EXERCISE PROMPT:
Using the listing below, report all lines holding the word "کنکل".
----- STORED ROWS -----
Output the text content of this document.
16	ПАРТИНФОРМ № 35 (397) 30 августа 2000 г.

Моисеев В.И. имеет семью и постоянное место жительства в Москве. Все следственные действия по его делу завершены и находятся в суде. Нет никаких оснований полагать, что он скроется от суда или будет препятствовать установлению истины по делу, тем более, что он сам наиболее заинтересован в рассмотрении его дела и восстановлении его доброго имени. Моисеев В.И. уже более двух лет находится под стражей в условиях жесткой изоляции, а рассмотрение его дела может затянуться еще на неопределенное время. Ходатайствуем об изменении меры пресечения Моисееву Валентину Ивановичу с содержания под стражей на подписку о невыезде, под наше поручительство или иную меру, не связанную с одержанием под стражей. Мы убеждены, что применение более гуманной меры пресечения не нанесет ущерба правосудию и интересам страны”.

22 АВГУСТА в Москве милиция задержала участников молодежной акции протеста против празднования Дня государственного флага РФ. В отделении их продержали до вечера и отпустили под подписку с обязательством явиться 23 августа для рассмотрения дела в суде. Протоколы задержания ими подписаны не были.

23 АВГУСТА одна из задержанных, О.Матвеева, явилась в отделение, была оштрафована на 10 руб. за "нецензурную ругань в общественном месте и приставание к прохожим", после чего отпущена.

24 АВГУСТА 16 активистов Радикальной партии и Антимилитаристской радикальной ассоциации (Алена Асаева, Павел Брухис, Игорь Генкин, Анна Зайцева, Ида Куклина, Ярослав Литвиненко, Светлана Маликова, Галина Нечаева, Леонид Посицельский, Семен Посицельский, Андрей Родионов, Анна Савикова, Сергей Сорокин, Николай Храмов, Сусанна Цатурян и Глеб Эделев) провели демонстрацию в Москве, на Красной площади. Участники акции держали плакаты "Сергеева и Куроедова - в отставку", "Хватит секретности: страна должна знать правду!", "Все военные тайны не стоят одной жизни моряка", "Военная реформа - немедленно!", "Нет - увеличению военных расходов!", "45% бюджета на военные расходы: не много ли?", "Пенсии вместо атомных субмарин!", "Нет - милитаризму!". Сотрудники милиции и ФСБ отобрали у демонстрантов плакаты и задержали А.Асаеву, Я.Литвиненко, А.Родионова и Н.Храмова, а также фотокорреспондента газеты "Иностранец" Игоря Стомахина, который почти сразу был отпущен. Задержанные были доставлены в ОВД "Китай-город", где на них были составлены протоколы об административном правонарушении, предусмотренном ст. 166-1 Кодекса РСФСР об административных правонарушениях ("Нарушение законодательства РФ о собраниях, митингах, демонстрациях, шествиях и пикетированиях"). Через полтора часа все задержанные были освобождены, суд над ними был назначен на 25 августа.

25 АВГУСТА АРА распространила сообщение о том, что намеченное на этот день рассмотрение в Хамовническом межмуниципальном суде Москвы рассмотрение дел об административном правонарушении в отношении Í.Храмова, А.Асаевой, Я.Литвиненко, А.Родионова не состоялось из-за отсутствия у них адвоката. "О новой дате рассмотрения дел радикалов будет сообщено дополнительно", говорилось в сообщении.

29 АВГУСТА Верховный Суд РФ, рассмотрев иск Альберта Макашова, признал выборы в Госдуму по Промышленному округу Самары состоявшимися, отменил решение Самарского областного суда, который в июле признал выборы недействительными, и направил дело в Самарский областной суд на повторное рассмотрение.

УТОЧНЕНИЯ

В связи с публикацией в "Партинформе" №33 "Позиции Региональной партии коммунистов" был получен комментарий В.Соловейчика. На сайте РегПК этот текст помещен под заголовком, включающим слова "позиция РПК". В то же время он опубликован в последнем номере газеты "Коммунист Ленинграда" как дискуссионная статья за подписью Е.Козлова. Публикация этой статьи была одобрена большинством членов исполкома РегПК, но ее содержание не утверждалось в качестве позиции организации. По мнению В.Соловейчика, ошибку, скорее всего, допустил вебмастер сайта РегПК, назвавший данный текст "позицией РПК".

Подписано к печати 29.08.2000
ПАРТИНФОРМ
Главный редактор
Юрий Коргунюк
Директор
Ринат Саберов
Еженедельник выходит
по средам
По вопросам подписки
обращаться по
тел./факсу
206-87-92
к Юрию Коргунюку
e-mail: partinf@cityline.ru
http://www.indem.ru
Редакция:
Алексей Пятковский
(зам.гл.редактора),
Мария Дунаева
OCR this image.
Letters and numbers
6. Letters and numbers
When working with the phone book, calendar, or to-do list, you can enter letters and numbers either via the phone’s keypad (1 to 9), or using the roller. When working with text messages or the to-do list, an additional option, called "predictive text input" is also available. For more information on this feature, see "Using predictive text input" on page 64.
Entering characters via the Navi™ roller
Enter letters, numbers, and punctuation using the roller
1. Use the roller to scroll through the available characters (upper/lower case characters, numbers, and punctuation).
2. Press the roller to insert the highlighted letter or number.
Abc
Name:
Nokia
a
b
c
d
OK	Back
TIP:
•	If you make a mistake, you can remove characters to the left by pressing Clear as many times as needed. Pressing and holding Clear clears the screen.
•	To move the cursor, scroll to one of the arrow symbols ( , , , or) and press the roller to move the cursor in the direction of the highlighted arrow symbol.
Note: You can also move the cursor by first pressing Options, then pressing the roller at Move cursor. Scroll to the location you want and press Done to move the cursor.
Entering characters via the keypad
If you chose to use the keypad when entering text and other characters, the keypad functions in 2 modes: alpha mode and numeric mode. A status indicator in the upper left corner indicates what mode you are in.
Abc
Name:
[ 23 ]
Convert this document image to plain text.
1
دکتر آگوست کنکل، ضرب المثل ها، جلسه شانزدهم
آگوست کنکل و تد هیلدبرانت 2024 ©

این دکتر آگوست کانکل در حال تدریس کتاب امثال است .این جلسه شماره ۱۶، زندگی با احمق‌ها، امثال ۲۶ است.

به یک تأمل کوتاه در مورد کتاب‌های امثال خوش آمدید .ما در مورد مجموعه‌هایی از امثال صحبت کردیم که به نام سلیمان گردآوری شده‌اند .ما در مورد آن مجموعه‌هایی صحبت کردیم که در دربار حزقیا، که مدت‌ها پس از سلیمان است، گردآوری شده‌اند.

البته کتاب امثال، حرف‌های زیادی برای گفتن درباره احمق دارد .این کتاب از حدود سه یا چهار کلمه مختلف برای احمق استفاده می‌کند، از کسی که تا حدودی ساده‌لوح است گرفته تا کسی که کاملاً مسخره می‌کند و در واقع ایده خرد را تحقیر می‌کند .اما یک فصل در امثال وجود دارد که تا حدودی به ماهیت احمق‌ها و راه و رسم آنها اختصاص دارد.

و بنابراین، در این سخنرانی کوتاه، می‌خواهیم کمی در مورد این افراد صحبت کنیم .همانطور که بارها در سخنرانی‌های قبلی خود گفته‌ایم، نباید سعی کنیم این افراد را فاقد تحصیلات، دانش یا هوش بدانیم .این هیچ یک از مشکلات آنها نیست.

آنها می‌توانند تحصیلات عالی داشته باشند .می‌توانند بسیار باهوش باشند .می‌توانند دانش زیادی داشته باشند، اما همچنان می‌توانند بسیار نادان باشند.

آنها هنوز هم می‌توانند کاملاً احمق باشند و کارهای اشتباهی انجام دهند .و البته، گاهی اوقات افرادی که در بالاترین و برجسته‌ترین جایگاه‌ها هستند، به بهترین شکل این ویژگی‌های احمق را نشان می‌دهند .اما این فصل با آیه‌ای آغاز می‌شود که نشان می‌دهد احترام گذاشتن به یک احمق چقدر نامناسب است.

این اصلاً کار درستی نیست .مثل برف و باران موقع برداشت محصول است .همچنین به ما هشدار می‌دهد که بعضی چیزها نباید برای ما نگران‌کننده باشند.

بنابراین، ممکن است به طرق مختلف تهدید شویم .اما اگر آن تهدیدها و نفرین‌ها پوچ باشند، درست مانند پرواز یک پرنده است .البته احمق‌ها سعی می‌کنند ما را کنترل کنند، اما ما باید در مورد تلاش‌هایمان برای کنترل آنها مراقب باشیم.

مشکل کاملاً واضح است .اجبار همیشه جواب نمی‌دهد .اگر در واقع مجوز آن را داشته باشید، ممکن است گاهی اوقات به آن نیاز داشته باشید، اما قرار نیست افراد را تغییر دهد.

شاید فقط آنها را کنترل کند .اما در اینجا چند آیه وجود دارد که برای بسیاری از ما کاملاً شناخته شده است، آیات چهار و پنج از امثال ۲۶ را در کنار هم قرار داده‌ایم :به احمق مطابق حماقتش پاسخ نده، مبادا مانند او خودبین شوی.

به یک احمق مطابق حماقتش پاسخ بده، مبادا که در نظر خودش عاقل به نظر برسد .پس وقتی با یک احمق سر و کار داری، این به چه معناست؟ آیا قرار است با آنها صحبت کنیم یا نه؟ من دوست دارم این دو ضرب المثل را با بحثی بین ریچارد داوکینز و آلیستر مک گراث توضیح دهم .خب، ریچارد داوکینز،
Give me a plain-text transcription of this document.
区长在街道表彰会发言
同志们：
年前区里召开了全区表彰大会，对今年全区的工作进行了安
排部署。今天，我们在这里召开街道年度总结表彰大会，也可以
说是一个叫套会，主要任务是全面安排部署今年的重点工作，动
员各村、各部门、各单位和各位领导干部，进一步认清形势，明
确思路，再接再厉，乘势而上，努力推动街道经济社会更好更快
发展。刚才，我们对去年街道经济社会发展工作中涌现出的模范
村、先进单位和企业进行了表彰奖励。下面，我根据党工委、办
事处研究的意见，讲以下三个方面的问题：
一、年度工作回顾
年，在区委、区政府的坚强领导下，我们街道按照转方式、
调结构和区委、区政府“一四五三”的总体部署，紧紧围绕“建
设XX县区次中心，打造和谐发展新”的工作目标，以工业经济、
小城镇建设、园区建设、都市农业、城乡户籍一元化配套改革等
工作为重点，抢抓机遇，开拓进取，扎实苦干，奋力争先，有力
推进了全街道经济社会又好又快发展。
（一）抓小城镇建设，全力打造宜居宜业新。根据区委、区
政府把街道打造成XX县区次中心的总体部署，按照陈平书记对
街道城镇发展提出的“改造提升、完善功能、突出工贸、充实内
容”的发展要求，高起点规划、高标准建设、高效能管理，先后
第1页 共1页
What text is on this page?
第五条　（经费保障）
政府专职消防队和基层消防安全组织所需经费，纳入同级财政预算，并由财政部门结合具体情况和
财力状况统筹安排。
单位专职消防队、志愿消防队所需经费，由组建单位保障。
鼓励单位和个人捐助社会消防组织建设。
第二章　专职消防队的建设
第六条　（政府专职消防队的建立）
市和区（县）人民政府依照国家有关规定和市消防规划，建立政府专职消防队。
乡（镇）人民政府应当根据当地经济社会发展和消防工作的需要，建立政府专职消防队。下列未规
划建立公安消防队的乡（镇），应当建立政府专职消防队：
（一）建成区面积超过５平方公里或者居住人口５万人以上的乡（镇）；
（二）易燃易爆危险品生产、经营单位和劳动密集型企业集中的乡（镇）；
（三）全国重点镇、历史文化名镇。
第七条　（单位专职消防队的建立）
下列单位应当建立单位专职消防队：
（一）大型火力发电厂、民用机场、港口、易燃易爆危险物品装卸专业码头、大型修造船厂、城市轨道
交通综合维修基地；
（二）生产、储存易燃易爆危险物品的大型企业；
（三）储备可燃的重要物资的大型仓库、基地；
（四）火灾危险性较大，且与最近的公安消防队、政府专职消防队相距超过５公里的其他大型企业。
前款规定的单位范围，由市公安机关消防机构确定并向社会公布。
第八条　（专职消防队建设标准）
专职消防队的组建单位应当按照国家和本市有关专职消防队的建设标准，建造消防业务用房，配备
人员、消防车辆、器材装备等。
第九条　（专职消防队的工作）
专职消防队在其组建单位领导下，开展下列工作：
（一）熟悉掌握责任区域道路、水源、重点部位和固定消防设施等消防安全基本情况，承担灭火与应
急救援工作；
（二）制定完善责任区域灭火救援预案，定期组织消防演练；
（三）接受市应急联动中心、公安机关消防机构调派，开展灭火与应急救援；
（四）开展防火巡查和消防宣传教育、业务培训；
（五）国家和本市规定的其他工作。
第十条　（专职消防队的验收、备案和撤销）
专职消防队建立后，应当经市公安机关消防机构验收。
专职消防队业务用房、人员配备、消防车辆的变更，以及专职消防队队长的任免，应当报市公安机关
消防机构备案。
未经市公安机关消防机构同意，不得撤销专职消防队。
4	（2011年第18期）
-----
PROBLEM SOLUTION:
دکتر آگوست کنکل، ضرب المثل ها، جلسه شانزدهم
آگوست کنکل و تد هیلدبرانت 2024 ©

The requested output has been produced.